**Data records**

****************

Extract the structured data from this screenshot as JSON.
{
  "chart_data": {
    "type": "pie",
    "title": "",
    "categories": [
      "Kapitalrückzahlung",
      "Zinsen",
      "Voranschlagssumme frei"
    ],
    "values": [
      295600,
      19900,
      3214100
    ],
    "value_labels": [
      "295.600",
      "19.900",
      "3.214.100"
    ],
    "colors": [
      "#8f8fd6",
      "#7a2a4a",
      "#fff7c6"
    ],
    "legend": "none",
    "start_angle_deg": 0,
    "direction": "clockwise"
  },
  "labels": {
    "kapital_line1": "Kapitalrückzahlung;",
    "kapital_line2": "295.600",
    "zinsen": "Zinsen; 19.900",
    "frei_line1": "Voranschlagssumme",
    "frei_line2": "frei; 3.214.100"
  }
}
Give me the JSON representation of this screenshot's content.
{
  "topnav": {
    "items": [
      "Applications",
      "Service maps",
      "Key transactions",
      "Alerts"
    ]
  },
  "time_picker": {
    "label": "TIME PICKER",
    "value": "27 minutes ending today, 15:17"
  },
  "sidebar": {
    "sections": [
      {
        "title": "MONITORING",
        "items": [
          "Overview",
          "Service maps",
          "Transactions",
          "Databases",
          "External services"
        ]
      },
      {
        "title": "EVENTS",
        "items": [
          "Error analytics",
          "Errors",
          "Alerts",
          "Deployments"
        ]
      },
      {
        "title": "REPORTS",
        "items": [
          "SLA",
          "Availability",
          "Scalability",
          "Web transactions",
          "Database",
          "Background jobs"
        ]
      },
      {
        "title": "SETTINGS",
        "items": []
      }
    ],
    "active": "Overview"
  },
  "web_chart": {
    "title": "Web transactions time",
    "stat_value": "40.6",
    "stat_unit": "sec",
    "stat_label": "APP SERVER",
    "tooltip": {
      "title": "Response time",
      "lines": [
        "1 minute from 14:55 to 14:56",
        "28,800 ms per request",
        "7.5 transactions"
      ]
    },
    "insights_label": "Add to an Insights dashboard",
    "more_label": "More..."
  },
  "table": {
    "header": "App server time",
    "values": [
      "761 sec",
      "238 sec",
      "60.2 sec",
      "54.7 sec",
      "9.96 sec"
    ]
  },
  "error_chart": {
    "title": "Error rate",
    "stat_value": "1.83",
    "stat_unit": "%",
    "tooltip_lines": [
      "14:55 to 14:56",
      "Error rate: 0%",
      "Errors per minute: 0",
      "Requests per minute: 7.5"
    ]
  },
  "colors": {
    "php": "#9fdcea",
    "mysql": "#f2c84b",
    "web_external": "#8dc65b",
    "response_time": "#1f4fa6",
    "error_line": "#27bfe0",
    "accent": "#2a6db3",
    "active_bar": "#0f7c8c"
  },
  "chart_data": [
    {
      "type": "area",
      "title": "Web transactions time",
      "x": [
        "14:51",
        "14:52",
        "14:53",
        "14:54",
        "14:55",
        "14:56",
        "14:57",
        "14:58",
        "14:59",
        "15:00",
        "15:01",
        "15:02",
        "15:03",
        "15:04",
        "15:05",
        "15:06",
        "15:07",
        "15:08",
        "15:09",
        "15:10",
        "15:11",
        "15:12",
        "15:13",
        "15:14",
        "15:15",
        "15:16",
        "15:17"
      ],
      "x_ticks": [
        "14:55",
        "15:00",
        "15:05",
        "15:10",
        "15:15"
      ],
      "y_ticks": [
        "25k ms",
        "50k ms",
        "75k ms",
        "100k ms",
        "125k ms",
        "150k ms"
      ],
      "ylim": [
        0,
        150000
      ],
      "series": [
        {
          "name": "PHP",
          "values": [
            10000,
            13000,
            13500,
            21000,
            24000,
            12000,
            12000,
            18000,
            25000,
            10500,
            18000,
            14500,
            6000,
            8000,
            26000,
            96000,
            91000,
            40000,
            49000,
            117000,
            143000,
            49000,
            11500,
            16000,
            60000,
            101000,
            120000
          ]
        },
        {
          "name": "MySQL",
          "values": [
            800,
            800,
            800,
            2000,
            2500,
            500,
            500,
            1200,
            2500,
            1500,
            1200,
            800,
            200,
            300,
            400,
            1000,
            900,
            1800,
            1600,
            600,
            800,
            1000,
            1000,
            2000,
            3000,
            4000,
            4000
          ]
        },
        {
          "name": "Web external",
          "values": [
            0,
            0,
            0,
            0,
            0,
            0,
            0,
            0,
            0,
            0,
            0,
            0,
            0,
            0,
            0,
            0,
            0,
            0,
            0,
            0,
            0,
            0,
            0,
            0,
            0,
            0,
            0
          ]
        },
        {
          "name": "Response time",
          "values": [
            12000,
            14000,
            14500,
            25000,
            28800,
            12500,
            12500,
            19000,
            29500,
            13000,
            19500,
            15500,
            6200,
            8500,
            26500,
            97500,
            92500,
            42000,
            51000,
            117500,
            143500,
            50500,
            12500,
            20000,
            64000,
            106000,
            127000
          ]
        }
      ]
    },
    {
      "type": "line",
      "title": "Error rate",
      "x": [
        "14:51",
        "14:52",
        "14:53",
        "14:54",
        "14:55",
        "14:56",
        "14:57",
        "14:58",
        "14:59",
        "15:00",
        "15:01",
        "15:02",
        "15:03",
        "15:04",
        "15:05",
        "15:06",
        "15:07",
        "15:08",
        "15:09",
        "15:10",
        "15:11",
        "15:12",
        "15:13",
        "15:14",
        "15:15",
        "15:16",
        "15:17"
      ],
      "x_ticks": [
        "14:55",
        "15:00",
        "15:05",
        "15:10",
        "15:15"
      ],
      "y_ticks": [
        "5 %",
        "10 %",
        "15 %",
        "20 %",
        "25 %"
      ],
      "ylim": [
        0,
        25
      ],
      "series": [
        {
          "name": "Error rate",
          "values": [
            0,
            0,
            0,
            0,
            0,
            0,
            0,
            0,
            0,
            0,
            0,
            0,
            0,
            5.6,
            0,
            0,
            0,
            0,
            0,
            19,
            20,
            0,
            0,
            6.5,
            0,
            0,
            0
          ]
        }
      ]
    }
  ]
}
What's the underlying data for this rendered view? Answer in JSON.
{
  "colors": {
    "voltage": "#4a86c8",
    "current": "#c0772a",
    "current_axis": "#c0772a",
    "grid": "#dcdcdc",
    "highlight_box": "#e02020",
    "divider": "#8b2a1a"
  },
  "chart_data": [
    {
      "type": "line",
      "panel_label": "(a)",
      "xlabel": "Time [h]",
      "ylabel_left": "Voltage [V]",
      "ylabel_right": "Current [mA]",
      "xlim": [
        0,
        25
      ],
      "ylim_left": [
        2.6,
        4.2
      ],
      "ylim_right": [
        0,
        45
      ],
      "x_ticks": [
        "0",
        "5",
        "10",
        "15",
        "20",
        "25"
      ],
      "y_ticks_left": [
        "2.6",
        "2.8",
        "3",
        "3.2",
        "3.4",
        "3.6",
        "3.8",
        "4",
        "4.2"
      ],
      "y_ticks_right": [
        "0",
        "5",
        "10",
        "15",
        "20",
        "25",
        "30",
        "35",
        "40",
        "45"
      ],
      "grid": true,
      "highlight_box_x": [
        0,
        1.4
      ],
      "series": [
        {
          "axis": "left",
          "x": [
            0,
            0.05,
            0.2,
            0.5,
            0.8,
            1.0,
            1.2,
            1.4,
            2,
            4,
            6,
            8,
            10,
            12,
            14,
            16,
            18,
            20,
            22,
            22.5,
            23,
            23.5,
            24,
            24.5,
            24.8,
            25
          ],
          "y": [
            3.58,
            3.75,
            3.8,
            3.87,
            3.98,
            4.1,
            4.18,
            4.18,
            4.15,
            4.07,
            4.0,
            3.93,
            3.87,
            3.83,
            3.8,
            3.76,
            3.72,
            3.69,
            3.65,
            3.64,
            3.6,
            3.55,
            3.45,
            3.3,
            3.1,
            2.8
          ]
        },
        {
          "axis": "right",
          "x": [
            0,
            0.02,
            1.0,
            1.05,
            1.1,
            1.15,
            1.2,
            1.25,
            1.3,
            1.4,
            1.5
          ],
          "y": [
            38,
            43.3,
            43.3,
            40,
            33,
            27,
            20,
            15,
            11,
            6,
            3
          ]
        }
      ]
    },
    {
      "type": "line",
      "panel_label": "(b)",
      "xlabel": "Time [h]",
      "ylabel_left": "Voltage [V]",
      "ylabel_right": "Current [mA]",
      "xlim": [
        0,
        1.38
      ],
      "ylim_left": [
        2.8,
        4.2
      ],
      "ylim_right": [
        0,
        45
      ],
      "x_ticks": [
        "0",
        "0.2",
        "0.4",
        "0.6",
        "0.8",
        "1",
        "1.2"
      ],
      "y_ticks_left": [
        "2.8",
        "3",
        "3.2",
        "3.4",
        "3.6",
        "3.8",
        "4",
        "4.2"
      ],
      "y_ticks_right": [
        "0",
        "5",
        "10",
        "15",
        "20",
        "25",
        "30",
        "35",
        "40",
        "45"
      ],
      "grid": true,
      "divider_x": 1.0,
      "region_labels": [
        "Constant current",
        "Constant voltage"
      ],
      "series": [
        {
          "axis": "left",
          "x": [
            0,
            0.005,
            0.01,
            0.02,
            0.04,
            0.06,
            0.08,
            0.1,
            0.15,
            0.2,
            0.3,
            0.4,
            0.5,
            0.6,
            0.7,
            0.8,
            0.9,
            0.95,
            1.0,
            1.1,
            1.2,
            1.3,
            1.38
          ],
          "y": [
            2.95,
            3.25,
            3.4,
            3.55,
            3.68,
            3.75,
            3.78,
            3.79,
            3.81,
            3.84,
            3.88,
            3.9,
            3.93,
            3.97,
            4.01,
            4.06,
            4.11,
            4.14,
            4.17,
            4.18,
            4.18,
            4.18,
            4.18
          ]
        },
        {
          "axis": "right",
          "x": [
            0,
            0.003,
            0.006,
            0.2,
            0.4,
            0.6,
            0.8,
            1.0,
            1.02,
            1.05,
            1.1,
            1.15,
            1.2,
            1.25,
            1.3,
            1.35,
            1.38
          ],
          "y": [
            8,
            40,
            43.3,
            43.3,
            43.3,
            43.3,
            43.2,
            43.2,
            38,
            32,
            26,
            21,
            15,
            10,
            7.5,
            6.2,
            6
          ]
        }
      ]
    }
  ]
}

****************

**Exercise**
Return all lines of the material above in which the word "rate" occurs.

**Written reply**
    "title": "Error rate",
      "Error rate: 0%",
      "title": "Error rate",
          "name": "Error rate",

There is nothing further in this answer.